Goal ▸
The entries below are to be transcribed in full, without their images.

-=-=-

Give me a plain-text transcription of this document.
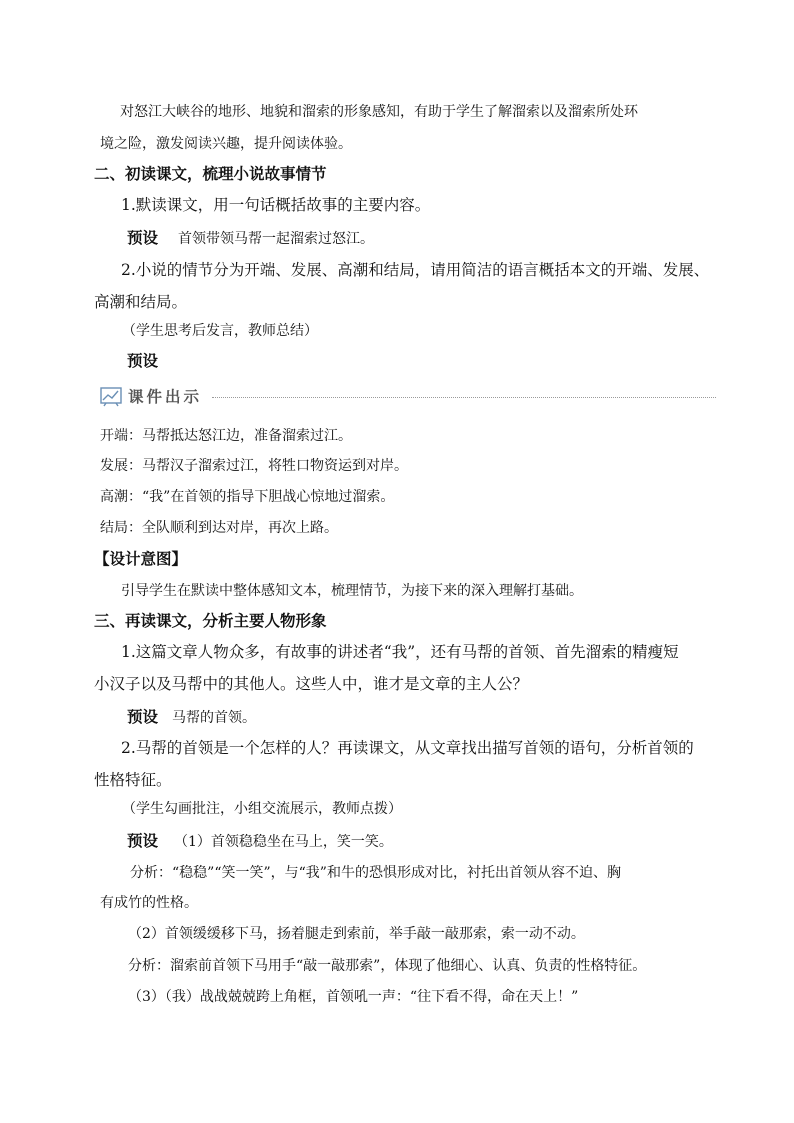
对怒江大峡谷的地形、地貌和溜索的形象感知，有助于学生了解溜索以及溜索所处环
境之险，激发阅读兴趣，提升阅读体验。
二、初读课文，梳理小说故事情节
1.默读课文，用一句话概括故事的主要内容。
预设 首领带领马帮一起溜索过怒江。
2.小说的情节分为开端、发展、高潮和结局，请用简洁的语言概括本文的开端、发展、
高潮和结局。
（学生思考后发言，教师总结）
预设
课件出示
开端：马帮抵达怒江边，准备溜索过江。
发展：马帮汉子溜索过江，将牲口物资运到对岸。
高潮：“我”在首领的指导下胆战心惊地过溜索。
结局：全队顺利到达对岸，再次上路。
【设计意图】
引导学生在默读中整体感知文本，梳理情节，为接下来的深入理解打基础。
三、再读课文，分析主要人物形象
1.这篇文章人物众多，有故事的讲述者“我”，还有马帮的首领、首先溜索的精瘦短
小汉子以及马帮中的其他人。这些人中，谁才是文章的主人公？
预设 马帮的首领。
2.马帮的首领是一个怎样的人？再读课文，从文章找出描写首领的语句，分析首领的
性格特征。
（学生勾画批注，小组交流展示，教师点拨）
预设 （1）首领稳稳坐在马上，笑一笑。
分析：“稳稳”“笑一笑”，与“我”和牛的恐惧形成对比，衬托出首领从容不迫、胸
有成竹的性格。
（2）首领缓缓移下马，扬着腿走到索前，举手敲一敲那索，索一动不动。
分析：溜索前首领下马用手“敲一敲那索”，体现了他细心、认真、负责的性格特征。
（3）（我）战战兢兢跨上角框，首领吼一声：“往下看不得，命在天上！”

-=-=-

Task response ▸
Give me a plain-text transcription of this document.
对怒江大峡谷的地形、地貌和溜索的形象感知，有助于学生了解溜索以及溜索所处环
境之险，激发阅读兴趣，提升阅读体验。
二、初读课文，梳理小说故事情节
1.默读课文，用一句话概括故事的主要内容。
预设 首领带领马帮一起溜索过怒江。
2.小说的情节分为开端、发展、高潮和结局，请用简洁的语言概括本文的开端、发展、
高潮和结局。
（学生思考后发言，教师总结）
预设
课件出示
开端：马帮抵达怒江边，准备溜索过江。
发展：马帮汉子溜索过江，将牲口物资运到对岸。
高潮：“我”在首领的指导下胆战心惊地过溜索。
结局：全队顺利到达对岸，再次上路。
【设计意图】
引导学生在默读中整体感知文本，梳理情节，为接下来的深入理解打基础。
三、再读课文，分析主要人物形象
1.这篇文章人物众多，有故事的讲述者“我”，还有马帮的首领、首先溜索的精瘦短
小汉子以及马帮中的其他人。这些人中，谁才是文章的主人公？
预设 马帮的首领。
2.马帮的首领是一个怎样的人？再读课文，从文章找出描写首领的语句，分析首领的
性格特征。
（学生勾画批注，小组交流展示，教师点拨）
预设 （1）首领稳稳坐在马上，笑一笑。
分析：“稳稳”“笑一笑”，与“我”和牛的恐惧形成对比，衬托出首领从容不迫、胸
有成竹的性格。
（2）首领缓缓移下马，扬着腿走到索前，举手敲一敲那索，索一动不动。
分析：溜索前首领下马用手“敲一敲那索”，体现了他细心、认真、负责的性格特征。
（3）（我）战战兢兢跨上角框，首领吼一声：“往下看不得，命在天上！”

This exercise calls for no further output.